• TASK DESCRIPTION
Identify every line in the records below that contains the word "being", and copy each of those lines.

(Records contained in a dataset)
☆ ☆ ☆ ☆

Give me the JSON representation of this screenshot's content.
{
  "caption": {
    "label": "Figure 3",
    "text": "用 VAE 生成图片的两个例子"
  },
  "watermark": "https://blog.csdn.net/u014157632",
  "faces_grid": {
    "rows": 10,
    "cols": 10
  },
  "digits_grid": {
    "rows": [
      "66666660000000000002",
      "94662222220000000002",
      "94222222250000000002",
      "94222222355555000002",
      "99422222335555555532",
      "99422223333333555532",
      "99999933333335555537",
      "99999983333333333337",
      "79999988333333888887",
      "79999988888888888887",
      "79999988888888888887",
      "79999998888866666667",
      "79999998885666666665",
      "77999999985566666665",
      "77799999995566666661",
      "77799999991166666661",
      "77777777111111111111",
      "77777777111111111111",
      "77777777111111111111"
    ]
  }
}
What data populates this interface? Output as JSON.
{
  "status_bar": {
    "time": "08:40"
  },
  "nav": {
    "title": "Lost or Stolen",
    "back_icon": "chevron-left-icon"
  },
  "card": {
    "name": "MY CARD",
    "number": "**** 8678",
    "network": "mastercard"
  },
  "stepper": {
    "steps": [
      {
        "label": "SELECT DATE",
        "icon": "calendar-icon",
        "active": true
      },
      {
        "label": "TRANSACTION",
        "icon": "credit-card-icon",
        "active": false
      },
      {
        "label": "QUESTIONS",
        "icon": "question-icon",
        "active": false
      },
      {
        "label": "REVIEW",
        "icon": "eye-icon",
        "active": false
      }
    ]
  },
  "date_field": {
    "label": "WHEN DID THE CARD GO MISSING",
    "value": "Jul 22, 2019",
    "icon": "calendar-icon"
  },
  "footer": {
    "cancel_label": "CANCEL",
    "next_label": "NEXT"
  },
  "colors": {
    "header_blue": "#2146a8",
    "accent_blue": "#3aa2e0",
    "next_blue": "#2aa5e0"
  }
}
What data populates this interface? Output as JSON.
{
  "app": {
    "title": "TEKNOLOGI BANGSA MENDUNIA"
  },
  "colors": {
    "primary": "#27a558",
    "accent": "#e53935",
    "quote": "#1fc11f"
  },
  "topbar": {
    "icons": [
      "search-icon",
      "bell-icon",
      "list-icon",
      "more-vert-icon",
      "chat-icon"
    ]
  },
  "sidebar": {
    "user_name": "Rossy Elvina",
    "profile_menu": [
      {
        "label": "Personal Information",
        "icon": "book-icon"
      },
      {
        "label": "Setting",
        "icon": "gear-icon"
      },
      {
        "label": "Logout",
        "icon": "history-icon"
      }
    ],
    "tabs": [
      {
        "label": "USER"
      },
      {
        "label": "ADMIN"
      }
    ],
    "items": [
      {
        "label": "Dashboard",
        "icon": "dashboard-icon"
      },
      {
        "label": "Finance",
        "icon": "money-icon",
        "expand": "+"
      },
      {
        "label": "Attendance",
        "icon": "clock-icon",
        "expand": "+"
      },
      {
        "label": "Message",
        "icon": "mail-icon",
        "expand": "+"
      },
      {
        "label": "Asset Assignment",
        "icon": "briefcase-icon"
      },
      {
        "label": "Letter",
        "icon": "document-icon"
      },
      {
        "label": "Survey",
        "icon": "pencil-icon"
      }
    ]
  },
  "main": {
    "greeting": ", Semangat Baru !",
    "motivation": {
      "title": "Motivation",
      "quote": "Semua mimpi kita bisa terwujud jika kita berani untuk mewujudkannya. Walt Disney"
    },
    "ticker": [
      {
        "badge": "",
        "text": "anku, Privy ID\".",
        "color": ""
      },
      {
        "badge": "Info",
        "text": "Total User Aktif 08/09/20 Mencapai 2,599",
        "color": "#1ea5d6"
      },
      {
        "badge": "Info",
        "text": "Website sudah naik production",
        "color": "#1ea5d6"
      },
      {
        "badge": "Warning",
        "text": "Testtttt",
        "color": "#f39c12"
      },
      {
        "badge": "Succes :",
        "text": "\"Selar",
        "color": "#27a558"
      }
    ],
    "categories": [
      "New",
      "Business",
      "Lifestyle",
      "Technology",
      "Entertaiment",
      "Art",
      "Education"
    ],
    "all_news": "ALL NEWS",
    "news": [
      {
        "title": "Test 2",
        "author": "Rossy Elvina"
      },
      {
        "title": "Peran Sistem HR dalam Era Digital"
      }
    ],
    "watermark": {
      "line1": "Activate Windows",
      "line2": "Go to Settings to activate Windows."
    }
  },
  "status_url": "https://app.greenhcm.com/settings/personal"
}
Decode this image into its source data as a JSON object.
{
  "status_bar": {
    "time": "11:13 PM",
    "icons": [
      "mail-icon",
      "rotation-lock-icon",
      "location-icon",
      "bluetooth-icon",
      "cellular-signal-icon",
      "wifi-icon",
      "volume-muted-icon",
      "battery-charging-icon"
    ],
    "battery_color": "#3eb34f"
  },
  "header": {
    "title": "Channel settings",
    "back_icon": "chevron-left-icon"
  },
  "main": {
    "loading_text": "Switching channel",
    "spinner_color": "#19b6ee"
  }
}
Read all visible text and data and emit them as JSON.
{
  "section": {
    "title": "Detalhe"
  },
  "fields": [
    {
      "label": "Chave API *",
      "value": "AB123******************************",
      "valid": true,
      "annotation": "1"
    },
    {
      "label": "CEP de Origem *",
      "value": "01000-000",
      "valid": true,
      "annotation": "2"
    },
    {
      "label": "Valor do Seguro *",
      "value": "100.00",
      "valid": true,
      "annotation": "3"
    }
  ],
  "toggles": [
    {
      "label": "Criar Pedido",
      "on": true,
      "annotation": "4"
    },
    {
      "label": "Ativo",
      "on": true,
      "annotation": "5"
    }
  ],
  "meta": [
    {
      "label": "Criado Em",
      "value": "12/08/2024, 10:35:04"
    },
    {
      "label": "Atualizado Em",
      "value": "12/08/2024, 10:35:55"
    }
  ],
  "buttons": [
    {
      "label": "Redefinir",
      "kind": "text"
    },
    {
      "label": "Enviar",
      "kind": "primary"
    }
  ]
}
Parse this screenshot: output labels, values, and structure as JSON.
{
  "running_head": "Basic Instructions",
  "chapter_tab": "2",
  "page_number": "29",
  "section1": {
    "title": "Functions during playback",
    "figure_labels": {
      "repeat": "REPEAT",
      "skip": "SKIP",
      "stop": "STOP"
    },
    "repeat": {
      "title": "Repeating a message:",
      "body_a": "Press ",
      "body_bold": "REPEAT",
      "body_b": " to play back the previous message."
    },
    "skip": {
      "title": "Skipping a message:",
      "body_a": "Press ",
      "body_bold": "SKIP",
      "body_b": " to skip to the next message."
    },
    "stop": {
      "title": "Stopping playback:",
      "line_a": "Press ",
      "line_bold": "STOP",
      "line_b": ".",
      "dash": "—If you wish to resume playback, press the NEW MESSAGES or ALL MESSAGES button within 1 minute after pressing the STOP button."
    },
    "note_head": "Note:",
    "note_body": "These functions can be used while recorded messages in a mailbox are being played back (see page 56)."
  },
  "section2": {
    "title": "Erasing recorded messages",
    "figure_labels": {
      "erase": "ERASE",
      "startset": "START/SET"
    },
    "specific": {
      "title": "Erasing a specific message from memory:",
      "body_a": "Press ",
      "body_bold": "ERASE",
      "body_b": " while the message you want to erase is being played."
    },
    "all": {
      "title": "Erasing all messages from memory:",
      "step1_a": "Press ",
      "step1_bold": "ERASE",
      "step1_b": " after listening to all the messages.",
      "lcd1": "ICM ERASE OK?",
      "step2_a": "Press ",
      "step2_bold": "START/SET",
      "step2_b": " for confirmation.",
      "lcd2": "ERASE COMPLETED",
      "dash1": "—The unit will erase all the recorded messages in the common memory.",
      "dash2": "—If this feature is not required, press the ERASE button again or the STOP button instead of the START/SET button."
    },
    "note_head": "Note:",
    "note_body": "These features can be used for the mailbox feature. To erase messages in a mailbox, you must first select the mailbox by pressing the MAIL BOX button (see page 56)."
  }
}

☆ ☆ ☆ ☆

• ANSWER IN FULL
    "note_body": "These functions can be used while recorded messages in a mailbox are being played back (see page 56)."
      "body_b": " while the message you want to erase is being played."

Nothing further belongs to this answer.